Task brief |
Please repeat all of the lines that follow, exactly as written.
- - -
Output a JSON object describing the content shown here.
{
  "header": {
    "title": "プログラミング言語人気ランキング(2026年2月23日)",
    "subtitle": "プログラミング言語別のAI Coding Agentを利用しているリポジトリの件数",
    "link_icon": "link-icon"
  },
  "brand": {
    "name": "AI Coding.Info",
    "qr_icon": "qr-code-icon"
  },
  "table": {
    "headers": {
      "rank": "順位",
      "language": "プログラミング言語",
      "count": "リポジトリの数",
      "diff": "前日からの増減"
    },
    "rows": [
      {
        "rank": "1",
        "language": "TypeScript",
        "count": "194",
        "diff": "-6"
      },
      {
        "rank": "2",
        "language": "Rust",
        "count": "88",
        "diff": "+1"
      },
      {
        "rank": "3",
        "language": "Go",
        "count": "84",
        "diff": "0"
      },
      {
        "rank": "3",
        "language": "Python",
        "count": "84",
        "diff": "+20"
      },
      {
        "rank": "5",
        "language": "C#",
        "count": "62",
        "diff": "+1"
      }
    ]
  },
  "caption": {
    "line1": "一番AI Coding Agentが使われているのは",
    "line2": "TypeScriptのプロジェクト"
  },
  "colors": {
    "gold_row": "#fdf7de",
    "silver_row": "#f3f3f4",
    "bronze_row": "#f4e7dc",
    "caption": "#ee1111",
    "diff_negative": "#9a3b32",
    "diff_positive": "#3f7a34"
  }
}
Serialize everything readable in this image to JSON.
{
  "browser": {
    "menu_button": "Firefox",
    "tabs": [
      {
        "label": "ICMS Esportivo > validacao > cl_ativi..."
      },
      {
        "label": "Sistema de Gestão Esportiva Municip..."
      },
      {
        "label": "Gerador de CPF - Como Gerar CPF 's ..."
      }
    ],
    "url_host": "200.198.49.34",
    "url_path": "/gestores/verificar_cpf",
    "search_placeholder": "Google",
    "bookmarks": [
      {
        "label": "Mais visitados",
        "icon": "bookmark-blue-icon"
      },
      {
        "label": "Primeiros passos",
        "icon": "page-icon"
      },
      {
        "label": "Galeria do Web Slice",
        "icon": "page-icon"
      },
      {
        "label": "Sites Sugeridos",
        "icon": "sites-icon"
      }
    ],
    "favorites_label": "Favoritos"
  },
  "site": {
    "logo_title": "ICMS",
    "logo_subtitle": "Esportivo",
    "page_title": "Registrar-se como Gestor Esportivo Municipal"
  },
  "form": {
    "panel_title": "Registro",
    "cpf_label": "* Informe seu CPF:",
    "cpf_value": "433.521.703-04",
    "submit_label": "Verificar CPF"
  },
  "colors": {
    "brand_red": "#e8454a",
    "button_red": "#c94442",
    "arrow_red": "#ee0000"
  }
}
- - -
Exercise response |
Output a JSON object describing the content shown here.
{
  "header": {
    "title": "プログラミング言語人気ランキング(2026年2月23日)",
    "subtitle": "プログラミング言語別のAI Coding Agentを利用しているリポジトリの件数",
    "link_icon": "link-icon"
  },
  "brand": {
    "name": "AI Coding.Info",
    "qr_icon": "qr-code-icon"
  },
  "table": {
    "headers": {
      "rank": "順位",
      "language": "プログラミング言語",
      "count": "リポジトリの数",
      "diff": "前日からの増減"
    },
    "rows": [
      {
        "rank": "1",
        "language": "TypeScript",
        "count": "194",
        "diff": "-6"
      },
      {
        "rank": "2",
        "language": "Rust",
        "count": "88",
        "diff": "+1"
      },
      {
        "rank": "3",
        "language": "Go",
        "count": "84",
        "diff": "0"
      },
      {
        "rank": "3",
        "language": "Python",
        "count": "84",
        "diff": "+20"
      },
      {
        "rank": "5",
        "language": "C#",
        "count": "62",
        "diff": "+1"
      }
    ]
  },
  "caption": {
    "line1": "一番AI Coding Agentが使われているのは",
    "line2": "TypeScriptのプロジェクト"
  },
  "colors": {
    "gold_row": "#fdf7de",
    "silver_row": "#f3f3f4",
    "bronze_row": "#f4e7dc",
    "caption": "#ee1111",
    "diff_negative": "#9a3b32",
    "diff_positive": "#3f7a34"
  }
}
Serialize everything readable in this image to JSON.
{
  "browser": {
    "menu_button": "Firefox",
    "tabs": [
      {
        "label": "ICMS Esportivo > validacao > cl_ativi..."
      },
      {
        "label": "Sistema de Gestão Esportiva Municip..."
      },
      {
        "label": "Gerador de CPF - Como Gerar CPF 's ..."
      }
    ],
    "url_host": "200.198.49.34",
    "url_path": "/gestores/verificar_cpf",
    "search_placeholder": "Google",
    "bookmarks": [
      {
        "label": "Mais visitados",
        "icon": "bookmark-blue-icon"
      },
      {
        "label": "Primeiros passos",
        "icon": "page-icon"
      },
      {
        "label": "Galeria do Web Slice",
        "icon": "page-icon"
      },
      {
        "label": "Sites Sugeridos",
        "icon": "sites-icon"
      }
    ],
    "favorites_label": "Favoritos"
  },
  "site": {
    "logo_title": "ICMS",
    "logo_subtitle": "Esportivo",
    "page_title": "Registrar-se como Gestor Esportivo Municipal"
  },
  "form": {
    "panel_title": "Registro",
    "cpf_label": "* Informe seu CPF:",
    "cpf_value": "433.521.703-04",
    "submit_label": "Verificar CPF"
  },
  "colors": {
    "brand_red": "#e8454a",
    "button_red": "#c94442",
    "arrow_red": "#ee0000"
  }
}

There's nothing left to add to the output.